**Given task:**
Work out how many lines have "comvrproductiveappswhendo" in them. Give only that number.

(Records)
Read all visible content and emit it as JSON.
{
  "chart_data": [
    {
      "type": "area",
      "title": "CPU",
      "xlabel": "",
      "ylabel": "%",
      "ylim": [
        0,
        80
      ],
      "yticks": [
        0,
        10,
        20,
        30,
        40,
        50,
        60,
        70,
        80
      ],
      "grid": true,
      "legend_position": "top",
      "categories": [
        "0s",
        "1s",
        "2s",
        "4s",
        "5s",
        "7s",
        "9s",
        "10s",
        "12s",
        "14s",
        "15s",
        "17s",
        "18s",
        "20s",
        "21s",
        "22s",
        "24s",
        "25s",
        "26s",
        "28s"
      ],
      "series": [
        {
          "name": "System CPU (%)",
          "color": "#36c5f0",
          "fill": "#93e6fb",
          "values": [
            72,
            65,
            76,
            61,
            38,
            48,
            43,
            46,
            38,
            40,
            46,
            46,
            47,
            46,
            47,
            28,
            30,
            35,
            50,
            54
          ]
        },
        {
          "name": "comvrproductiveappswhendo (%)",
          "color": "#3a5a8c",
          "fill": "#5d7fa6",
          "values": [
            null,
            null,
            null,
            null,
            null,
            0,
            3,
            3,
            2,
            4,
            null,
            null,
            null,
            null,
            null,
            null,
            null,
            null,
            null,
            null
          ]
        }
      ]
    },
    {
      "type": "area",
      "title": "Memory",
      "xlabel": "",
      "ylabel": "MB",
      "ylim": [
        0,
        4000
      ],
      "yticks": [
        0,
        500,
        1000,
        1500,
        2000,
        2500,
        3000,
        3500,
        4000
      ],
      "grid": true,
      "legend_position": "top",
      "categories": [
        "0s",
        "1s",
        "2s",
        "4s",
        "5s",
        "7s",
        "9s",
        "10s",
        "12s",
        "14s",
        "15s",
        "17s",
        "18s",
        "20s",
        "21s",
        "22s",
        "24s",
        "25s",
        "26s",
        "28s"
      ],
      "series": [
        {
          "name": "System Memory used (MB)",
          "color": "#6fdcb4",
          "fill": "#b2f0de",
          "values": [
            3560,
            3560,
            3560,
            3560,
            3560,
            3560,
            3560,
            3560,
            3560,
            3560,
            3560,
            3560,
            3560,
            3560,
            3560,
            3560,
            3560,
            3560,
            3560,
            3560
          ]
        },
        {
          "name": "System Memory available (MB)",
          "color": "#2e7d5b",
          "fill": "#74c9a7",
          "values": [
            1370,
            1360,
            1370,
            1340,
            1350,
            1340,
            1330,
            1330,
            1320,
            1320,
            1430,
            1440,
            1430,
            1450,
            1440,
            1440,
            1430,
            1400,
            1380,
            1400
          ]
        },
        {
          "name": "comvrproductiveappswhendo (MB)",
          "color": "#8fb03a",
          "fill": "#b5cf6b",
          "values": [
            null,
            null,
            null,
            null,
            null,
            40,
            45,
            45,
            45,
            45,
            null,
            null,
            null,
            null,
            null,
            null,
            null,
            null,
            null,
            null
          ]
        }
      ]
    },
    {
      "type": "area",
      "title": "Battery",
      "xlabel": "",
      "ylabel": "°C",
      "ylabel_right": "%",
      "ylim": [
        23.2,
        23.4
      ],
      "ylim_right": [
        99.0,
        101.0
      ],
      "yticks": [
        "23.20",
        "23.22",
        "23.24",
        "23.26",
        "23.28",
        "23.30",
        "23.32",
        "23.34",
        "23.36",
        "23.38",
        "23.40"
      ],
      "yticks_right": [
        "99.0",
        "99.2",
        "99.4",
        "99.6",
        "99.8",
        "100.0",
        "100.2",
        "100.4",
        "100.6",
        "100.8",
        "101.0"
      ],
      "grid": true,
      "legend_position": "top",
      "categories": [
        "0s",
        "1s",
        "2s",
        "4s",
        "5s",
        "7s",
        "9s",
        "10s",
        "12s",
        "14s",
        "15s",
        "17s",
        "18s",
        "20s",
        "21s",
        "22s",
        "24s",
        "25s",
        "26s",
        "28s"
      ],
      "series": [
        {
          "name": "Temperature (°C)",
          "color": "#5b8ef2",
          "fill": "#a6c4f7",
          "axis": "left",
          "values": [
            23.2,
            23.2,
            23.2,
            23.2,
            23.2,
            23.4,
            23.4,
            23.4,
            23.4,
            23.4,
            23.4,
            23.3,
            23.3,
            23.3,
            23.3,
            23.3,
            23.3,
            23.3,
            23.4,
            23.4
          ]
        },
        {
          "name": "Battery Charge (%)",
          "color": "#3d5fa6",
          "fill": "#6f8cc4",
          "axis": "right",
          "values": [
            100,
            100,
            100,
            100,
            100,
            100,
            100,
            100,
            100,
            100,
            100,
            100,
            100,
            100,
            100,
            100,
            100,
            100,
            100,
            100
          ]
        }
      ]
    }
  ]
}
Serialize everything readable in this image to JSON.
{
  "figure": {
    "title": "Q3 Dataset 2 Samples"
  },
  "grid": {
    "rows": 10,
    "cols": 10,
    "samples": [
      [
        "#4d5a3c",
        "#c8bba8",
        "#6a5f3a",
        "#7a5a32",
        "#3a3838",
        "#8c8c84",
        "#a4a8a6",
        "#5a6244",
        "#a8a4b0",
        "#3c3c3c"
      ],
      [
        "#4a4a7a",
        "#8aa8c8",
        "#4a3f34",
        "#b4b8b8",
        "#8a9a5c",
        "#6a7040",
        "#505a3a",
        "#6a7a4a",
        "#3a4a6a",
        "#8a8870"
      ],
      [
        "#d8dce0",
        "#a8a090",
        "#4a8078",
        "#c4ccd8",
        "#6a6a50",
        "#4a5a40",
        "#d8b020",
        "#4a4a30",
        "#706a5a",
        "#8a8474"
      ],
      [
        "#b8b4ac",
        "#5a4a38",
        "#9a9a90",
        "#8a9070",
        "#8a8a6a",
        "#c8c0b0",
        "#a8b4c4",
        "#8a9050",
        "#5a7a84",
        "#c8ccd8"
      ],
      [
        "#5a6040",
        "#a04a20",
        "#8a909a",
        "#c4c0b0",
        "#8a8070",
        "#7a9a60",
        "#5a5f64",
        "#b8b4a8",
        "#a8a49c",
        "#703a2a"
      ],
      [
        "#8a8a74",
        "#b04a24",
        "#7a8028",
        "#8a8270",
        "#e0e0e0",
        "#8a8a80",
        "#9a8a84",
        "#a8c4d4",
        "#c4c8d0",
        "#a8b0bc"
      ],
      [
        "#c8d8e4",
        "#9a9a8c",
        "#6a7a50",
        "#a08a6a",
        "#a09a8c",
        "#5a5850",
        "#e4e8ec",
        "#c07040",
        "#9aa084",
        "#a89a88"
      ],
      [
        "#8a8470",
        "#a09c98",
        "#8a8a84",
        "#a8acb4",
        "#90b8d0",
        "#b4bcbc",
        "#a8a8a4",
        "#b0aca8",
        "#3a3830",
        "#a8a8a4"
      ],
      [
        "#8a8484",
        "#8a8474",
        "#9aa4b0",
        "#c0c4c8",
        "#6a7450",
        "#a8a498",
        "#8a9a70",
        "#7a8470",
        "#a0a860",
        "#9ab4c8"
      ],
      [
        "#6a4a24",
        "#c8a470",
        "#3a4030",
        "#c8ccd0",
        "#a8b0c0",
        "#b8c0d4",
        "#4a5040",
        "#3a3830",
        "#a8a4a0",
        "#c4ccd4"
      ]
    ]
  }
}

--

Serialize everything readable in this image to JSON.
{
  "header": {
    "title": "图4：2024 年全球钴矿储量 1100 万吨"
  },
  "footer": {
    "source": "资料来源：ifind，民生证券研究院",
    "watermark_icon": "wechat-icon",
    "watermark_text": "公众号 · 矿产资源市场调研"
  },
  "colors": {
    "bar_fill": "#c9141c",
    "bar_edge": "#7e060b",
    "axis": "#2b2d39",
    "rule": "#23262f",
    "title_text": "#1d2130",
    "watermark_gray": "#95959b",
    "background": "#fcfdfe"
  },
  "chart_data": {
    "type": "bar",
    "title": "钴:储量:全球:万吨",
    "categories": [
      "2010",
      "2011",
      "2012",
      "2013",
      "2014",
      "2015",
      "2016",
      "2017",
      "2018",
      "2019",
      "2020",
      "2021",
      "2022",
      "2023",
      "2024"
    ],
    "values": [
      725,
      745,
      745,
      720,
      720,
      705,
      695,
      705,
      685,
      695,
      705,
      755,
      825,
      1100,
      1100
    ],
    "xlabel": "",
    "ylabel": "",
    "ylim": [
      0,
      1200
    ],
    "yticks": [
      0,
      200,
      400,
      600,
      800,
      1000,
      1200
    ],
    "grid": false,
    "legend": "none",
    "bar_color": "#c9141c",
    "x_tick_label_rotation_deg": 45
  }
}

**Answer to the problem:**
2